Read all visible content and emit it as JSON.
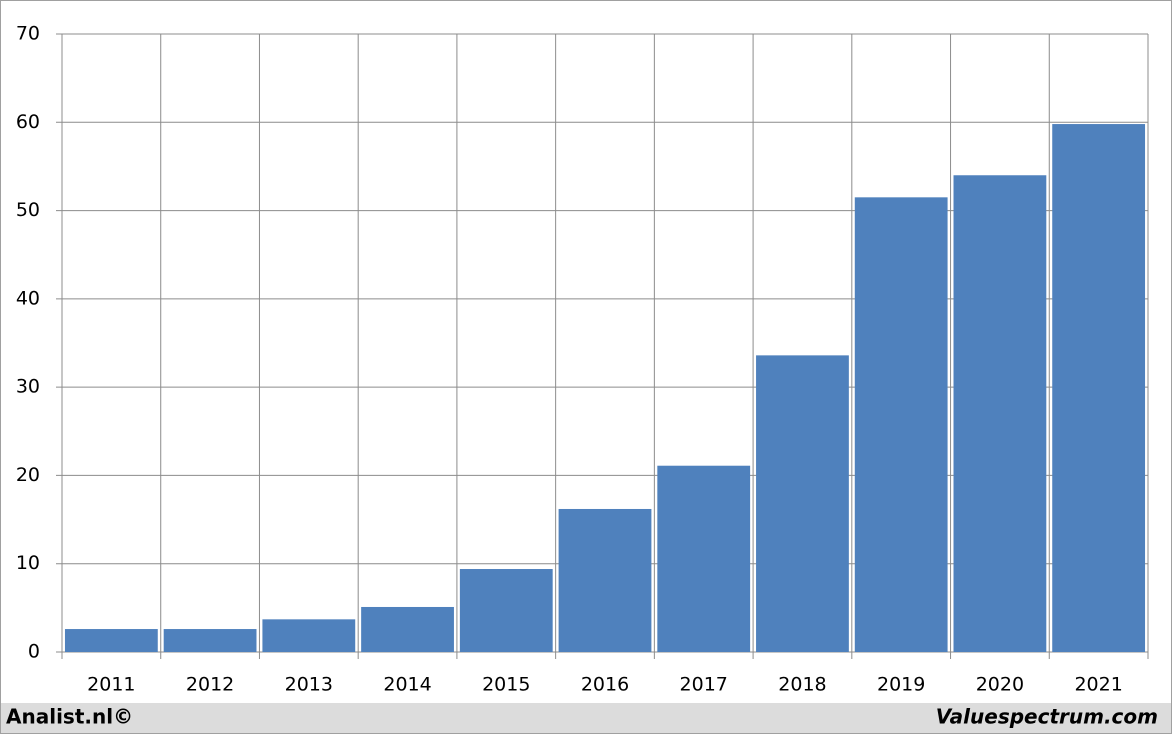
{
  "chart_data": {
    "type": "bar",
    "categories": [
      "2011",
      "2012",
      "2013",
      "2014",
      "2015",
      "2016",
      "2017",
      "2018",
      "2019",
      "2020",
      "2021"
    ],
    "values": [
      2.6,
      2.6,
      3.7,
      5.1,
      9.4,
      16.2,
      21.1,
      33.6,
      51.5,
      54.0,
      59.8
    ],
    "color": "#4f81bd",
    "ylim": [
      0,
      70
    ],
    "yticks": [
      0,
      10,
      20,
      30,
      40,
      50,
      60,
      70
    ],
    "grid": true,
    "annotations": [
      "Analist.nl©",
      "Valuespectrum.com"
    ]
  }
}
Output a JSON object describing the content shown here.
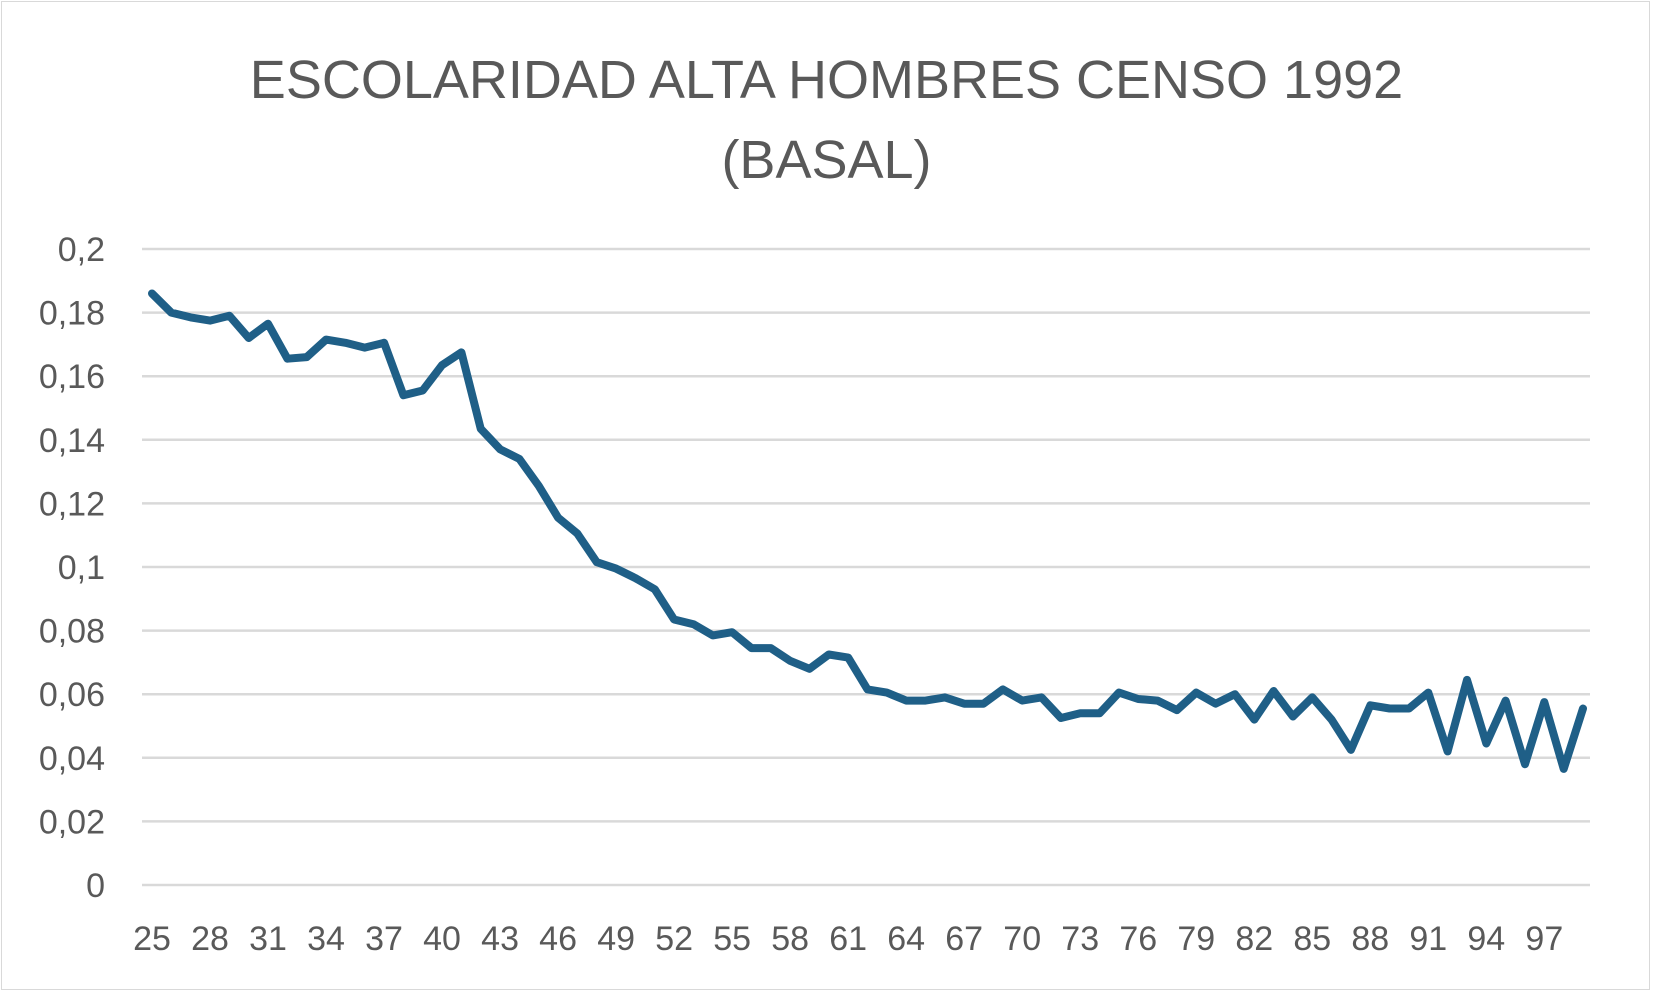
{
  "chart_data": {
    "type": "line",
    "title_lines": [
      "ESCOLARIDAD ALTA HOMBRES CENSO 1992",
      "(BASAL)"
    ],
    "xlabel": "",
    "ylabel": "",
    "ylim": [
      0,
      0.2
    ],
    "y_ticks": [
      "0",
      "0,02",
      "0,04",
      "0,06",
      "0,08",
      "0,1",
      "0,12",
      "0,14",
      "0,16",
      "0,18",
      "0,2"
    ],
    "x_tick_labels": [
      "25",
      "28",
      "31",
      "34",
      "37",
      "40",
      "43",
      "46",
      "49",
      "52",
      "55",
      "58",
      "61",
      "64",
      "67",
      "70",
      "73",
      "76",
      "79",
      "82",
      "85",
      "88",
      "91",
      "94",
      "97"
    ],
    "x_tick_every": 3,
    "grid": true,
    "legend": "none",
    "series_color": "#1f5f87",
    "x": [
      25,
      26,
      27,
      28,
      29,
      30,
      31,
      32,
      33,
      34,
      35,
      36,
      37,
      38,
      39,
      40,
      41,
      42,
      43,
      44,
      45,
      46,
      47,
      48,
      49,
      50,
      51,
      52,
      53,
      54,
      55,
      56,
      57,
      58,
      59,
      60,
      61,
      62,
      63,
      64,
      65,
      66,
      67,
      68,
      69,
      70,
      71,
      72,
      73,
      74,
      75,
      76,
      77,
      78,
      79,
      80,
      81,
      82,
      83,
      84,
      85,
      86,
      87,
      88,
      89,
      90,
      91,
      92,
      93,
      94,
      95,
      96,
      97,
      98,
      99
    ],
    "values": [
      0.186,
      0.18,
      0.1785,
      0.1775,
      0.179,
      0.172,
      0.1765,
      0.1655,
      0.166,
      0.1715,
      0.1705,
      0.169,
      0.1705,
      0.154,
      0.1555,
      0.1635,
      0.1675,
      0.1435,
      0.137,
      0.134,
      0.1255,
      0.1155,
      0.1105,
      0.1015,
      0.0995,
      0.0965,
      0.093,
      0.0835,
      0.082,
      0.0785,
      0.0795,
      0.0745,
      0.0745,
      0.0705,
      0.068,
      0.0725,
      0.0715,
      0.0615,
      0.0605,
      0.058,
      0.058,
      0.059,
      0.057,
      0.057,
      0.0615,
      0.058,
      0.059,
      0.0525,
      0.054,
      0.054,
      0.0605,
      0.0585,
      0.058,
      0.055,
      0.0605,
      0.057,
      0.06,
      0.052,
      0.061,
      0.053,
      0.059,
      0.052,
      0.0425,
      0.0565,
      0.0555,
      0.0555,
      0.0605,
      0.042,
      0.0645,
      0.0445,
      0.058,
      0.038,
      0.0575,
      0.0365,
      0.0555
    ]
  }
}
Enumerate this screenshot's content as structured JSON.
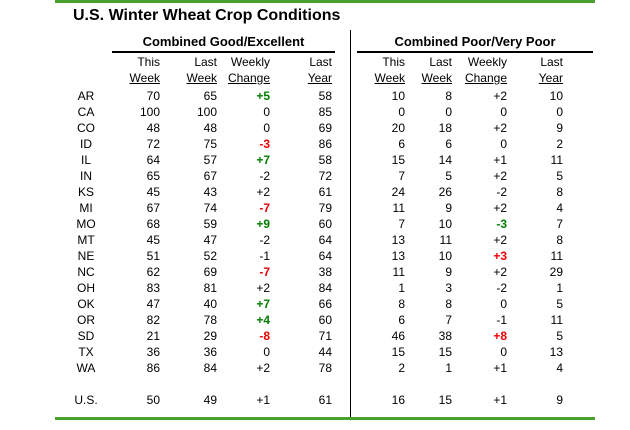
{
  "title": "U.S. Winter Wheat Crop Conditions",
  "colors": {
    "accent_bar_green": "#4aa02c",
    "positive_change_green": "#008000",
    "negative_change_red": "#f00000",
    "divider_black": "#000000"
  },
  "table": {
    "group_headers": {
      "good_excellent": "Combined Good/Excellent",
      "poor_very_poor": "Combined Poor/Very Poor"
    },
    "column_headers_line1": [
      "This",
      "Last",
      "Weekly",
      "Last",
      "This",
      "Last",
      "Weekly",
      "Last"
    ],
    "column_headers_line2": [
      "Week",
      "Week",
      "Change",
      "Year",
      "Week",
      "Week",
      "Change",
      "Year"
    ],
    "rows": [
      {
        "state": "AR",
        "cells": [
          "70",
          "65",
          "+5",
          "58",
          "10",
          "8",
          "+2",
          "10"
        ],
        "chg_colors": [
          "green",
          ""
        ]
      },
      {
        "state": "CA",
        "cells": [
          "100",
          "100",
          "0",
          "85",
          "0",
          "0",
          "0",
          "0"
        ],
        "chg_colors": [
          "",
          ""
        ]
      },
      {
        "state": "CO",
        "cells": [
          "48",
          "48",
          "0",
          "69",
          "20",
          "18",
          "+2",
          "9"
        ],
        "chg_colors": [
          "",
          ""
        ]
      },
      {
        "state": "ID",
        "cells": [
          "72",
          "75",
          "-3",
          "86",
          "6",
          "6",
          "0",
          "2"
        ],
        "chg_colors": [
          "red",
          ""
        ]
      },
      {
        "state": "IL",
        "cells": [
          "64",
          "57",
          "+7",
          "58",
          "15",
          "14",
          "+1",
          "11"
        ],
        "chg_colors": [
          "green",
          ""
        ]
      },
      {
        "state": "IN",
        "cells": [
          "65",
          "67",
          "-2",
          "72",
          "7",
          "5",
          "+2",
          "5"
        ],
        "chg_colors": [
          "",
          ""
        ]
      },
      {
        "state": "KS",
        "cells": [
          "45",
          "43",
          "+2",
          "61",
          "24",
          "26",
          "-2",
          "8"
        ],
        "chg_colors": [
          "",
          ""
        ]
      },
      {
        "state": "MI",
        "cells": [
          "67",
          "74",
          "-7",
          "79",
          "11",
          "9",
          "+2",
          "4"
        ],
        "chg_colors": [
          "red",
          ""
        ]
      },
      {
        "state": "MO",
        "cells": [
          "68",
          "59",
          "+9",
          "60",
          "7",
          "10",
          "-3",
          "7"
        ],
        "chg_colors": [
          "green",
          "green"
        ]
      },
      {
        "state": "MT",
        "cells": [
          "45",
          "47",
          "-2",
          "64",
          "13",
          "11",
          "+2",
          "8"
        ],
        "chg_colors": [
          "",
          ""
        ]
      },
      {
        "state": "NE",
        "cells": [
          "51",
          "52",
          "-1",
          "64",
          "13",
          "10",
          "+3",
          "11"
        ],
        "chg_colors": [
          "",
          "red"
        ]
      },
      {
        "state": "NC",
        "cells": [
          "62",
          "69",
          "-7",
          "38",
          "11",
          "9",
          "+2",
          "29"
        ],
        "chg_colors": [
          "red",
          ""
        ]
      },
      {
        "state": "OH",
        "cells": [
          "83",
          "81",
          "+2",
          "84",
          "1",
          "3",
          "-2",
          "1"
        ],
        "chg_colors": [
          "",
          ""
        ]
      },
      {
        "state": "OK",
        "cells": [
          "47",
          "40",
          "+7",
          "66",
          "8",
          "8",
          "0",
          "5"
        ],
        "chg_colors": [
          "green",
          ""
        ]
      },
      {
        "state": "OR",
        "cells": [
          "82",
          "78",
          "+4",
          "60",
          "6",
          "7",
          "-1",
          "11"
        ],
        "chg_colors": [
          "green",
          ""
        ]
      },
      {
        "state": "SD",
        "cells": [
          "21",
          "29",
          "-8",
          "71",
          "46",
          "38",
          "+8",
          "5"
        ],
        "chg_colors": [
          "red",
          "red"
        ]
      },
      {
        "state": "TX",
        "cells": [
          "36",
          "36",
          "0",
          "44",
          "15",
          "15",
          "0",
          "13"
        ],
        "chg_colors": [
          "",
          ""
        ]
      },
      {
        "state": "WA",
        "cells": [
          "86",
          "84",
          "+2",
          "78",
          "2",
          "1",
          "+1",
          "4"
        ],
        "chg_colors": [
          "",
          ""
        ]
      }
    ],
    "total_row": {
      "state": "U.S.",
      "cells": [
        "50",
        "49",
        "+1",
        "61",
        "16",
        "15",
        "+1",
        "9"
      ],
      "chg_colors": [
        "",
        ""
      ]
    }
  }
}
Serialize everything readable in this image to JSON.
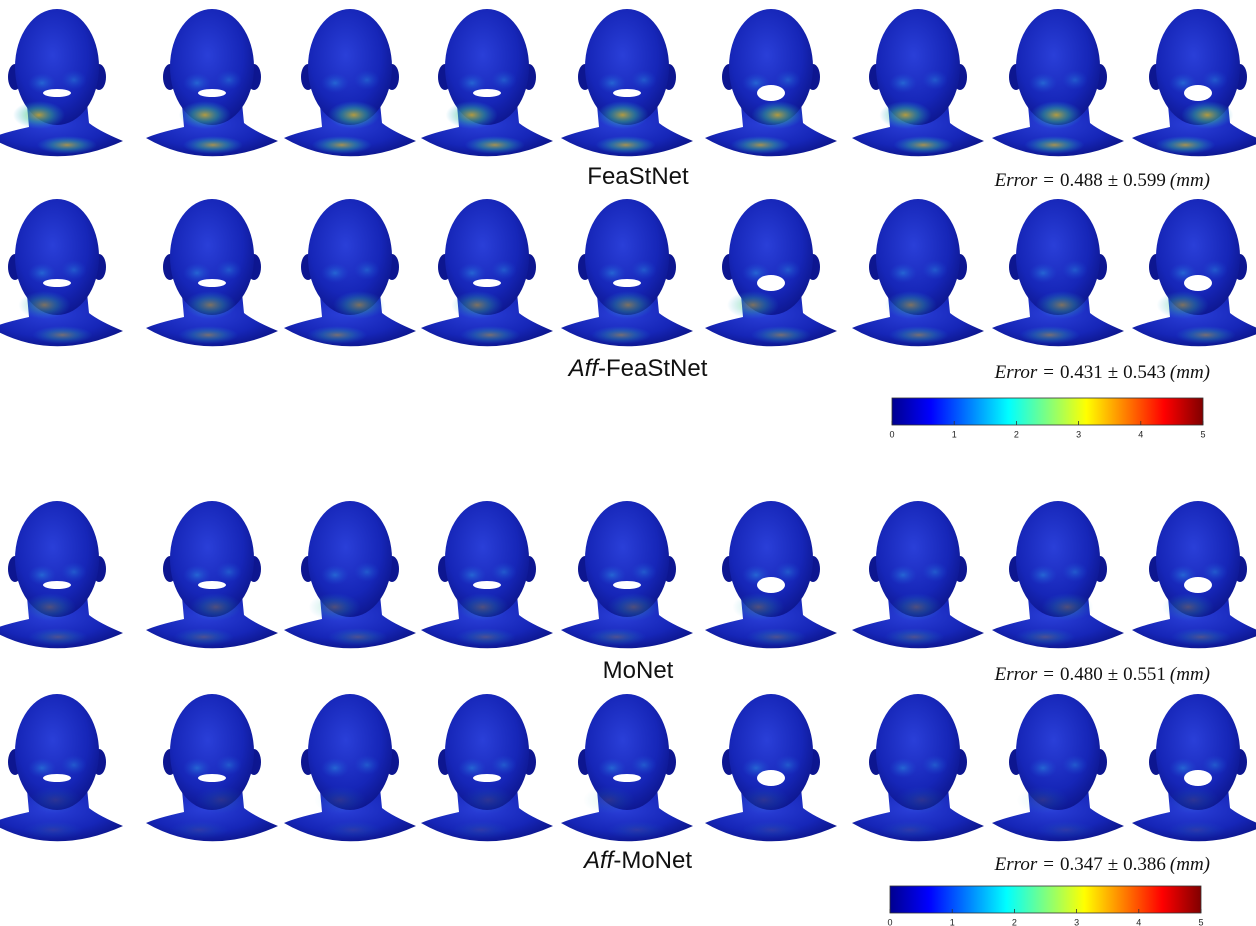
{
  "rows": [
    {
      "name": "FeaStNet",
      "error": {
        "label": "Error",
        "relation": "=",
        "mean": 0.488,
        "pm": "±",
        "std": 0.599,
        "unit": "(mm)"
      }
    },
    {
      "prefix": "Aff",
      "name": "-FeaStNet",
      "error": {
        "label": "Error",
        "relation": "=",
        "mean": 0.431,
        "pm": "±",
        "std": 0.543,
        "unit": "(mm)"
      }
    },
    {
      "name": "MoNet",
      "error": {
        "label": "Error",
        "relation": "=",
        "mean": 0.48,
        "pm": "±",
        "std": 0.551,
        "unit": "(mm)"
      }
    },
    {
      "prefix": "Aff",
      "name": "-MoNet",
      "error": {
        "label": "Error",
        "relation": "=",
        "mean": 0.347,
        "pm": "±",
        "std": 0.386,
        "unit": "(mm)"
      }
    }
  ],
  "colorbars": [
    {
      "lim": [
        0,
        5
      ],
      "ticks": [
        0,
        1,
        2,
        3,
        4,
        5
      ]
    },
    {
      "lim": [
        0,
        5
      ],
      "ticks": [
        0,
        1,
        2,
        3,
        4,
        5
      ]
    }
  ]
}
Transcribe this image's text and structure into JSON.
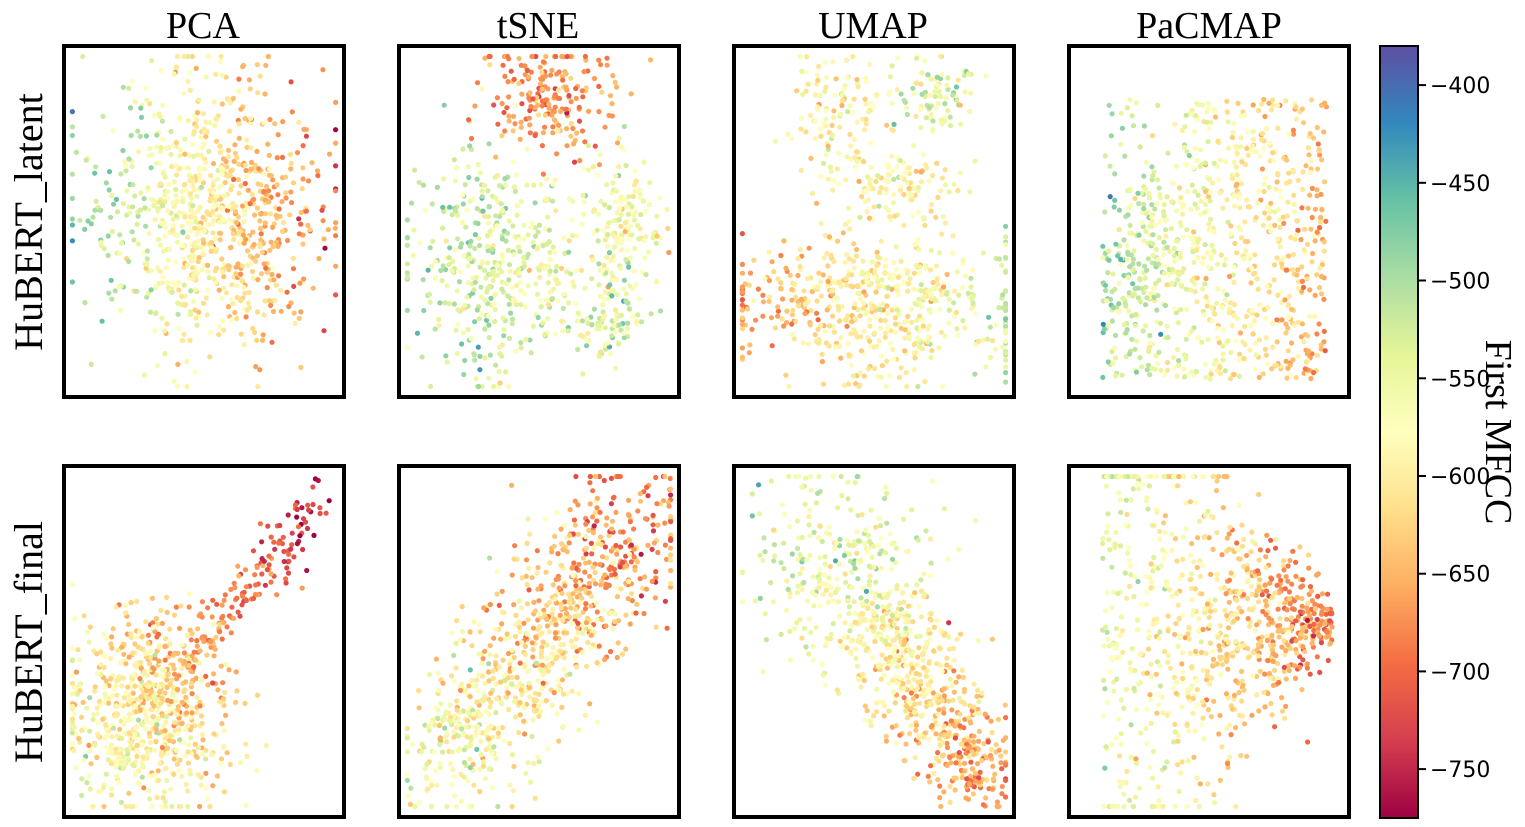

(Aim):
Reproduce precisely the lines of the listing above, from the line containing "Serialize everything readable" to the last line, both ends included. Pictures are to be omitted.

(Problem solution):
Serialize everything readable in this image to JSON.
{
  "rows": [
    {
      "name": "FeaStNet",
      "error": {
        "label": "Error",
        "relation": "=",
        "mean": 0.488,
        "pm": "±",
        "std": 0.599,
        "unit": "(mm)"
      }
    },
    {
      "prefix": "Aff",
      "name": "-FeaStNet",
      "error": {
        "label": "Error",
        "relation": "=",
        "mean": 0.431,
        "pm": "±",
        "std": 0.543,
        "unit": "(mm)"
      }
    },
    {
      "name": "MoNet",
      "error": {
        "label": "Error",
        "relation": "=",
        "mean": 0.48,
        "pm": "±",
        "std": 0.551,
        "unit": "(mm)"
      }
    },
    {
      "prefix": "Aff",
      "name": "-MoNet",
      "error": {
        "label": "Error",
        "relation": "=",
        "mean": 0.347,
        "pm": "±",
        "std": 0.386,
        "unit": "(mm)"
      }
    }
  ],
  "colorbars": [
    {
      "lim": [
        0,
        5
      ],
      "ticks": [
        0,
        1,
        2,
        3,
        4,
        5
      ]
    },
    {
      "lim": [
        0,
        5
      ],
      "ticks": [
        0,
        1,
        2,
        3,
        4,
        5
      ]
    }
  ]
}
Transcribe this image's text and structure into JSON.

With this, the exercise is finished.